> **TASK DATA**:

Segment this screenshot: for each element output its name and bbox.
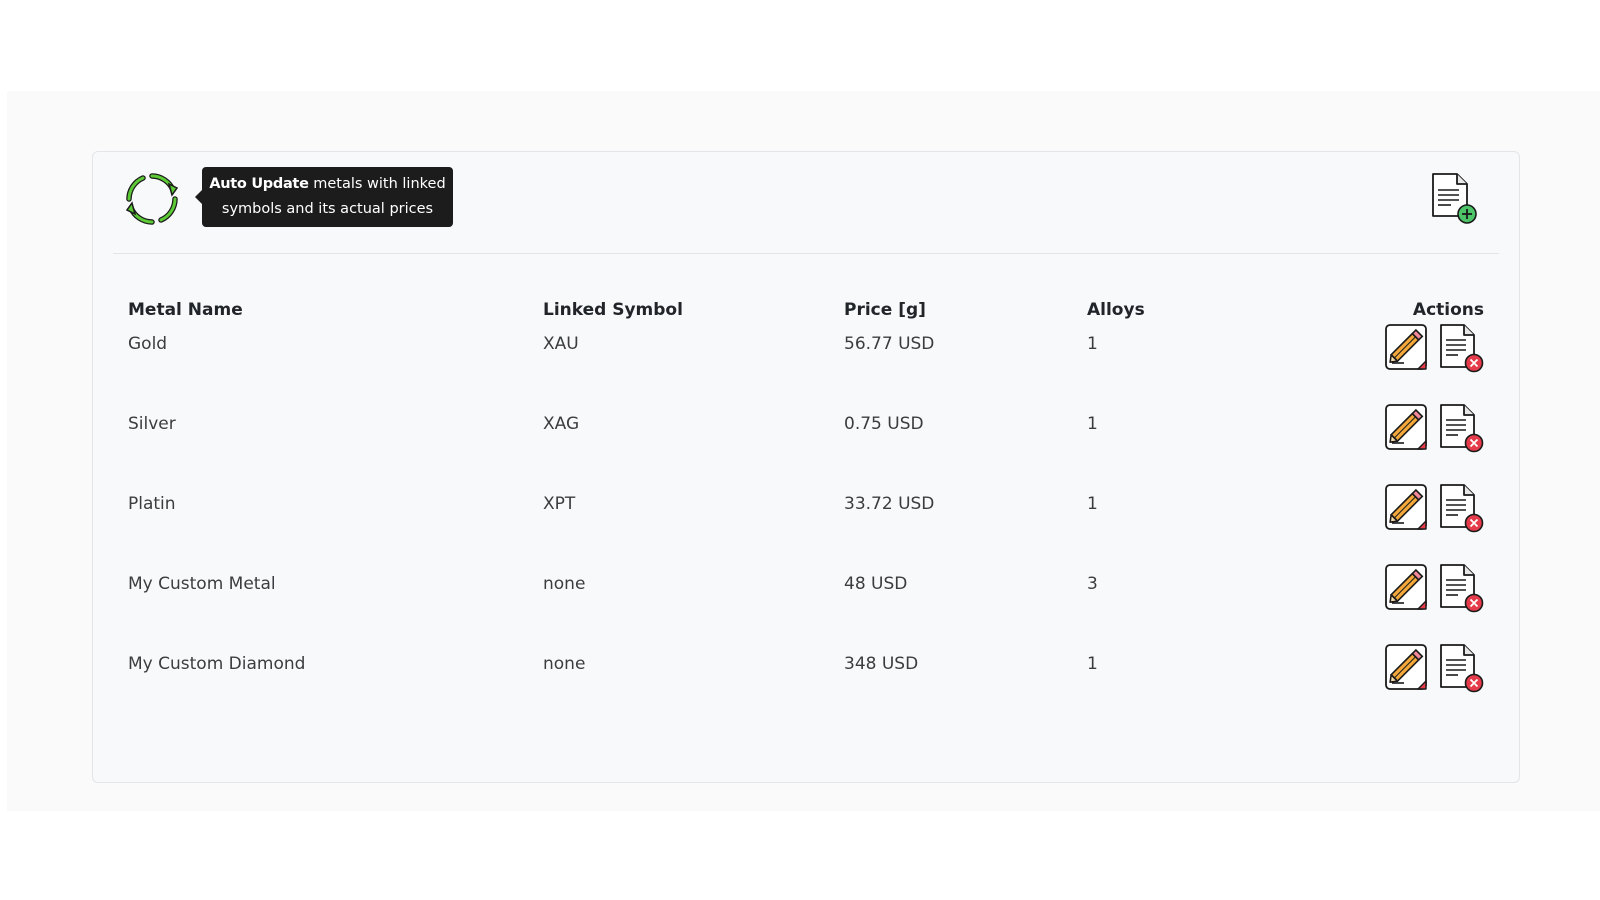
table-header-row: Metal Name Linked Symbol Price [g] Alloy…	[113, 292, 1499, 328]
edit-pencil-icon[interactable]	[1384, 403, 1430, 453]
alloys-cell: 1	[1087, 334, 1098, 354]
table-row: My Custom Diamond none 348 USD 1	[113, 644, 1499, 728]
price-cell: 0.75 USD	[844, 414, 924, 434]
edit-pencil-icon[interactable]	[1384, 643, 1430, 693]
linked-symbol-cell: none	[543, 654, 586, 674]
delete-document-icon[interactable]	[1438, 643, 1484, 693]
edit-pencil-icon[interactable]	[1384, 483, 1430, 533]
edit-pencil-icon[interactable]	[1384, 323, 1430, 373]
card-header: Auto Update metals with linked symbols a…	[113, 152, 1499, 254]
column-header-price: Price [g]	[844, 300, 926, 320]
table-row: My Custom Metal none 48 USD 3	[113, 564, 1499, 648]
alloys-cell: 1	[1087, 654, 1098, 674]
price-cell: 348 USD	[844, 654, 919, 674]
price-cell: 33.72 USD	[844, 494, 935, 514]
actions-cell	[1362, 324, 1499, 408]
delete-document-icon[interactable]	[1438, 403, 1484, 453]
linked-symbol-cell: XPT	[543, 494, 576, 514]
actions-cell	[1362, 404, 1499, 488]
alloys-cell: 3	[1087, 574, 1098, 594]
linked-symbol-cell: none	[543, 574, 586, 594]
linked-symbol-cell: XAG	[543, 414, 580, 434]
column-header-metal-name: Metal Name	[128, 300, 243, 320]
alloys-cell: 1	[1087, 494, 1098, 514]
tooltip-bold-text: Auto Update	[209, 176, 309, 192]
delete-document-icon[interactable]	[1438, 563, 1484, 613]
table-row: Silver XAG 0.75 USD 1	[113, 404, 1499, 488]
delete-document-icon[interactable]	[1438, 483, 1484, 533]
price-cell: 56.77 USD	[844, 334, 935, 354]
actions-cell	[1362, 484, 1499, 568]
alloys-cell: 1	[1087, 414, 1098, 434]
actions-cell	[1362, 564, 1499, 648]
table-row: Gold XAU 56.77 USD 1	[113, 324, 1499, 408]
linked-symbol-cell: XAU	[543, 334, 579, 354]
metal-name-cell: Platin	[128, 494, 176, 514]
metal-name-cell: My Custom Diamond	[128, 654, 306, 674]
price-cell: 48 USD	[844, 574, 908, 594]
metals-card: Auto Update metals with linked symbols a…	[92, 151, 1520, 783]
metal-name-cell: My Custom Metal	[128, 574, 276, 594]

> **PROBLEM TO WORK ON**: Copy the lines above exactly, leaving the pictures out of your answer.

> **FULL SOLUTION**:
Segment this screenshot: for each element output its name and bbox.
table-header-row: Metal Name Linked Symbol Price [g] Alloy…	[113, 292, 1499, 328]
edit-pencil-icon[interactable]	[1384, 403, 1430, 453]
alloys-cell: 1	[1087, 334, 1098, 354]
table-row: My Custom Diamond none 348 USD 1	[113, 644, 1499, 728]
price-cell: 0.75 USD	[844, 414, 924, 434]
edit-pencil-icon[interactable]	[1384, 643, 1430, 693]
linked-symbol-cell: none	[543, 654, 586, 674]
delete-document-icon[interactable]	[1438, 643, 1484, 693]
edit-pencil-icon[interactable]	[1384, 483, 1430, 533]
edit-pencil-icon[interactable]	[1384, 323, 1430, 373]
card-header: Auto Update metals with linked symbols a…	[113, 152, 1499, 254]
column-header-price: Price [g]	[844, 300, 926, 320]
table-row: My Custom Metal none 48 USD 3	[113, 564, 1499, 648]
alloys-cell: 1	[1087, 654, 1098, 674]
price-cell: 348 USD	[844, 654, 919, 674]
price-cell: 33.72 USD	[844, 494, 935, 514]
actions-cell	[1362, 324, 1499, 408]
delete-document-icon[interactable]	[1438, 403, 1484, 453]
linked-symbol-cell: XPT	[543, 494, 576, 514]
actions-cell	[1362, 404, 1499, 488]
alloys-cell: 3	[1087, 574, 1098, 594]
linked-symbol-cell: none	[543, 574, 586, 594]
linked-symbol-cell: XAG	[543, 414, 580, 434]
column-header-metal-name: Metal Name	[128, 300, 243, 320]
alloys-cell: 1	[1087, 494, 1098, 514]
tooltip-bold-text: Auto Update	[209, 176, 309, 192]
delete-document-icon[interactable]	[1438, 563, 1484, 613]
table-row: Silver XAG 0.75 USD 1	[113, 404, 1499, 488]
delete-document-icon[interactable]	[1438, 483, 1484, 533]
price-cell: 56.77 USD	[844, 334, 935, 354]
actions-cell	[1362, 484, 1499, 568]
alloys-cell: 1	[1087, 414, 1098, 434]
actions-cell	[1362, 564, 1499, 648]
table-row: Gold XAU 56.77 USD 1	[113, 324, 1499, 408]
linked-symbol-cell: XAU	[543, 334, 579, 354]
metal-name-cell: Platin	[128, 494, 176, 514]
metal-name-cell: My Custom Diamond	[128, 654, 306, 674]
price-cell: 48 USD	[844, 574, 908, 594]
metals-card: Auto Update metals with linked symbols a…	[92, 151, 1520, 783]
metal-name-cell: My Custom Metal	[128, 574, 276, 594]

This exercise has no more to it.